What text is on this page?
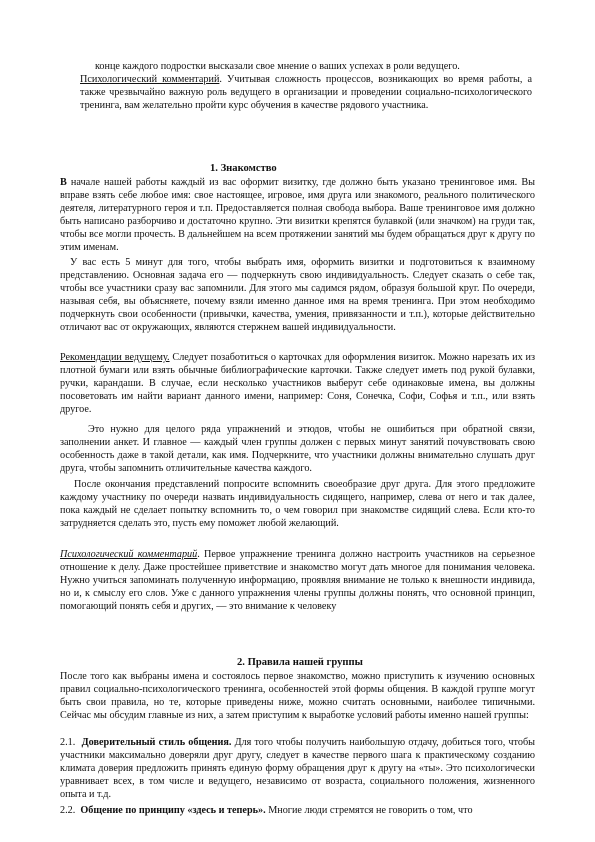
конце каждого подростки высказали свое мнение о ваших успехах в роли ведущего.

Психологический комментарий. Учитывая сложность процессов, возникающих во время работы, а также чрезвычайно важную роль ведущего в организации и проведении социально-психологического тренинга, вам желательно пройти курс обучения в качестве рядового участника.

1. Знакомство

В начале нашей работы каждый из вас оформит визитку, где должно быть указано тренинговое имя. Вы вправе взять себе любое имя: свое настоящее, игровое, имя друга или знакомого, реального политического деятеля, литературного героя и т.п. Предоставляется полная свобода выбора. Ваше тренинговое имя должно быть написано разборчиво и достаточно крупно. Эти визитки крепятся булавкой (или значком) на груди так, чтобы все могли прочесть. В дальнейшем на всем протяжении занятий мы будем обращаться друг к другу по этим именам.

У вас есть 5 минут для того, чтобы выбрать имя, оформить визитки и подготовиться к взаимному представлению. Основная задача его — подчеркнуть свою индивидуальность. Следует сказать о себе так, чтобы все участники сразу вас запомнили. Для этого мы садимся рядом, образуя большой круг. По очереди, называя себя, вы объясняете, почему взяли именно данное имя на время тренинга. При этом необходимо подчеркнуть свои особенности (привычки, качества, умения, привязанности и т.п.), которые действительно отличают вас от окружающих, являются стержнем вашей индивидуальности.

Рекомендации ведущему. Следует позаботиться о карточках для оформления визиток. Можно нарезать их из плотной бумаги или взять обычные библиографические карточки. Также следует иметь под рукой булавки, ручки, карандаши. В случае, если несколько участников выберут себе одинаковые имена, вы должны посоветовать им найти вариант данного имени, например: Соня, Сонечка, Софи, Софья и т.п., или взять другое.

Это нужно для целого ряда упражнений и этюдов, чтобы не ошибиться при обратной связи, заполнении анкет. И главное — каждый член группы должен с первых минут занятий почувствовать свою особенность даже в такой детали, как имя. Подчеркните, что участники должны внимательно слушать друг друга, чтобы запомнить отличительные качества каждого.

После окончания представлений попросите вспомнить своеобразие друг друга. Для этого предложите каждому участнику по очереди назвать индивидуальность сидящего, например, слева от него и так далее, пока каждый не сделает попытку вспомнить то, о чем говорил при знакомстве сидящий слева. Если кто-то затрудняется сделать это, пусть ему поможет любой желающий.

Психологический комментарий. Первое упражнение тренинга должно настроить участников на серьезное отношение к делу. Даже простейшее приветствие и знакомство могут дать многое для понимания человека. Нужно учиться запоминать полученную информацию, проявляя внимание не только к внешности индивида, но и, к смыслу его слов. Уже с данного упражнения члены группы должны понять, что основной принцип, помогающий понять себя и других, — это внимание к человеку

2. Правила нашей группы

После того как выбраны имена и состоялось первое знакомство, можно приступить к изучению основных правил социально-психологического тренинга, особенностей этой формы общения. В каждой группе могут быть свои правила, но те, которые приведены ниже, можно считать основными, наиболее типичными. Сейчас мы обсудим главные из них, а затем приступим к выработке условий работы именно нашей группы:

2.1. Доверительный стиль общения. Для того чтобы получить наибольшую отдачу, добиться того, чтобы участники максимально доверяли друг другу, следует в качестве первого шага к практическому созданию климата доверия предложить принять единую форму обращения друг к другу на «ты». Это психологически уравнивает всех, в том числе и ведущего, независимо от возраста, социального положения, жизненного опыта и т.д.

2.2. Общение по принципу «здесь и теперь». Многие люди стремятся не говорить о том, что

◇ ◇ ◇ ◇ ◇

Reproduce the full listing faithfully, but do not carry over any pictures.

**Answer to the task**
What text is on this page?
конце каждого подростки высказали свое мнение о ваших успехах в роли ведущего.

Психологический комментарий. Учитывая сложность процессов, возникающих во время работы, а также чрезвычайно важную роль ведущего в организации и проведении социально-психологического тренинга, вам желательно пройти курс обучения в качестве рядового участника.

1. Знакомство

В начале нашей работы каждый из вас оформит визитку, где должно быть указано тренинговое имя. Вы вправе взять себе любое имя: свое настоящее, игровое, имя друга или знакомого, реального политического деятеля, литературного героя и т.п. Предоставляется полная свобода выбора. Ваше тренинговое имя должно быть написано разборчиво и достаточно крупно. Эти визитки крепятся булавкой (или значком) на груди так, чтобы все могли прочесть. В дальнейшем на всем протяжении занятий мы будем обращаться друг к другу по этим именам.

У вас есть 5 минут для того, чтобы выбрать имя, оформить визитки и подготовиться к взаимному представлению. Основная задача его — подчеркнуть свою индивидуальность. Следует сказать о себе так, чтобы все участники сразу вас запомнили. Для этого мы садимся рядом, образуя большой круг. По очереди, называя себя, вы объясняете, почему взяли именно данное имя на время тренинга. При этом необходимо подчеркнуть свои особенности (привычки, качества, умения, привязанности и т.п.), которые действительно отличают вас от окружающих, являются стержнем вашей индивидуальности.

Рекомендации ведущему. Следует позаботиться о карточках для оформления визиток. Можно нарезать их из плотной бумаги или взять обычные библиографические карточки. Также следует иметь под рукой булавки, ручки, карандаши. В случае, если несколько участников выберут себе одинаковые имена, вы должны посоветовать им найти вариант данного имени, например: Соня, Сонечка, Софи, Софья и т.п., или взять другое.

Это нужно для целого ряда упражнений и этюдов, чтобы не ошибиться при обратной связи, заполнении анкет. И главное — каждый член группы должен с первых минут занятий почувствовать свою особенность даже в такой детали, как имя. Подчеркните, что участники должны внимательно слушать друг друга, чтобы запомнить отличительные качества каждого.

После окончания представлений попросите вспомнить своеобразие друг друга. Для этого предложите каждому участнику по очереди назвать индивидуальность сидящего, например, слева от него и так далее, пока каждый не сделает попытку вспомнить то, о чем говорил при знакомстве сидящий слева. Если кто-то затрудняется сделать это, пусть ему поможет любой желающий.

Психологический комментарий. Первое упражнение тренинга должно настроить участников на серьезное отношение к делу. Даже простейшее приветствие и знакомство могут дать многое для понимания человека. Нужно учиться запоминать полученную информацию, проявляя внимание не только к внешности индивида, но и, к смыслу его слов. Уже с данного упражнения члены группы должны понять, что основной принцип, помогающий понять себя и других, — это внимание к человеку

2. Правила нашей группы

После того как выбраны имена и состоялось первое знакомство, можно приступить к изучению основных правил социально-психологического тренинга, особенностей этой формы общения. В каждой группе могут быть свои правила, но те, которые приведены ниже, можно считать основными, наиболее типичными. Сейчас мы обсудим главные из них, а затем приступим к выработке условий работы именно нашей группы:

2.1. Доверительный стиль общения. Для того чтобы получить наибольшую отдачу, добиться того, чтобы участники максимально доверяли друг другу, следует в качестве первого шага к практическому созданию климата доверия предложить принять единую форму обращения друг к другу на «ты». Это психологически уравнивает всех, в том числе и ведущего, независимо от возраста, социального положения, жизненного опыта и т.д.

2.2. Общение по принципу «здесь и теперь». Многие люди стремятся не говорить о том, что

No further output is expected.